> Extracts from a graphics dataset
☆ ☆ ☆ ☆ ☆

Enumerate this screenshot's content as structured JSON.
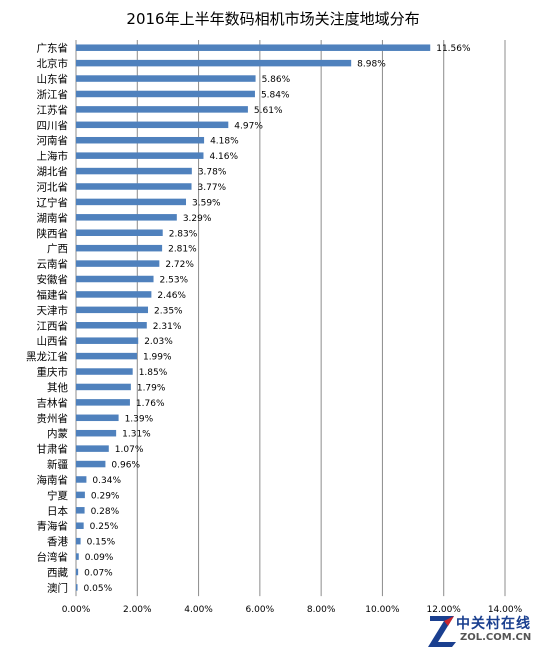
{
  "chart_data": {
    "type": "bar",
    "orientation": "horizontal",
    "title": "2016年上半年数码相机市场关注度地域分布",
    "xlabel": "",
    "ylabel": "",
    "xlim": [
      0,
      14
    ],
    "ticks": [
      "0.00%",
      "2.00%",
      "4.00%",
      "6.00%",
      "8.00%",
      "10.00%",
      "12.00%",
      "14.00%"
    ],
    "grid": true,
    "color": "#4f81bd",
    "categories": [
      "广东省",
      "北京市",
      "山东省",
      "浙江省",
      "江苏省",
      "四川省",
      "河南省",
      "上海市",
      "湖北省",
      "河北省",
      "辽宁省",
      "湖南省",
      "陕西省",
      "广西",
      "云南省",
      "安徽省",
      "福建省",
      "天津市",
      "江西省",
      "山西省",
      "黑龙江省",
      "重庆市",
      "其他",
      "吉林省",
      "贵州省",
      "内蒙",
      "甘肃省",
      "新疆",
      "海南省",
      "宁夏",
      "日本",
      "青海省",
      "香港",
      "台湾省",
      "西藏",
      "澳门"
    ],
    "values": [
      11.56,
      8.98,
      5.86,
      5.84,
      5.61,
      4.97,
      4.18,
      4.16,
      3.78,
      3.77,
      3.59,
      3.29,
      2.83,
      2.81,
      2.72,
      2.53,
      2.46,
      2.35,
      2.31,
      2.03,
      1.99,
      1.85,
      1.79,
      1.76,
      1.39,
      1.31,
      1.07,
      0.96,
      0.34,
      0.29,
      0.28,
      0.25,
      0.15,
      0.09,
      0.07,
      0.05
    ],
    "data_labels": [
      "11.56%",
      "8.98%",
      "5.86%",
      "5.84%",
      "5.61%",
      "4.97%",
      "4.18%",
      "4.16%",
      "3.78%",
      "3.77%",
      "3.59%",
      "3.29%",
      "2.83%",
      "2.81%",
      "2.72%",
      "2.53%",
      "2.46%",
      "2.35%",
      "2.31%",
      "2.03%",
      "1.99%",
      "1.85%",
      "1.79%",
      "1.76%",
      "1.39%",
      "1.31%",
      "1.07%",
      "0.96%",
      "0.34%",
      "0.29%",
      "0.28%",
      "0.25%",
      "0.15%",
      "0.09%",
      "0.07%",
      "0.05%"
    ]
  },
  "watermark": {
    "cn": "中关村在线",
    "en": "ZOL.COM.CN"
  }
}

☆ ☆ ☆ ☆ ☆

> WRITTEN INSTRUCTION
Without the pictures, restate all the entries above exactly.

> EXERCISE ANSWER
Enumerate this screenshot's content as structured JSON.
{
  "chart_data": {
    "type": "bar",
    "orientation": "horizontal",
    "title": "2016年上半年数码相机市场关注度地域分布",
    "xlabel": "",
    "ylabel": "",
    "xlim": [
      0,
      14
    ],
    "ticks": [
      "0.00%",
      "2.00%",
      "4.00%",
      "6.00%",
      "8.00%",
      "10.00%",
      "12.00%",
      "14.00%"
    ],
    "grid": true,
    "color": "#4f81bd",
    "categories": [
      "广东省",
      "北京市",
      "山东省",
      "浙江省",
      "江苏省",
      "四川省",
      "河南省",
      "上海市",
      "湖北省",
      "河北省",
      "辽宁省",
      "湖南省",
      "陕西省",
      "广西",
      "云南省",
      "安徽省",
      "福建省",
      "天津市",
      "江西省",
      "山西省",
      "黑龙江省",
      "重庆市",
      "其他",
      "吉林省",
      "贵州省",
      "内蒙",
      "甘肃省",
      "新疆",
      "海南省",
      "宁夏",
      "日本",
      "青海省",
      "香港",
      "台湾省",
      "西藏",
      "澳门"
    ],
    "values": [
      11.56,
      8.98,
      5.86,
      5.84,
      5.61,
      4.97,
      4.18,
      4.16,
      3.78,
      3.77,
      3.59,
      3.29,
      2.83,
      2.81,
      2.72,
      2.53,
      2.46,
      2.35,
      2.31,
      2.03,
      1.99,
      1.85,
      1.79,
      1.76,
      1.39,
      1.31,
      1.07,
      0.96,
      0.34,
      0.29,
      0.28,
      0.25,
      0.15,
      0.09,
      0.07,
      0.05
    ],
    "data_labels": [
      "11.56%",
      "8.98%",
      "5.86%",
      "5.84%",
      "5.61%",
      "4.97%",
      "4.18%",
      "4.16%",
      "3.78%",
      "3.77%",
      "3.59%",
      "3.29%",
      "2.83%",
      "2.81%",
      "2.72%",
      "2.53%",
      "2.46%",
      "2.35%",
      "2.31%",
      "2.03%",
      "1.99%",
      "1.85%",
      "1.79%",
      "1.76%",
      "1.39%",
      "1.31%",
      "1.07%",
      "0.96%",
      "0.34%",
      "0.29%",
      "0.28%",
      "0.25%",
      "0.15%",
      "0.09%",
      "0.07%",
      "0.05%"
    ]
  },
  "watermark": {
    "cn": "中关村在线",
    "en": "ZOL.COM.CN"
  }
}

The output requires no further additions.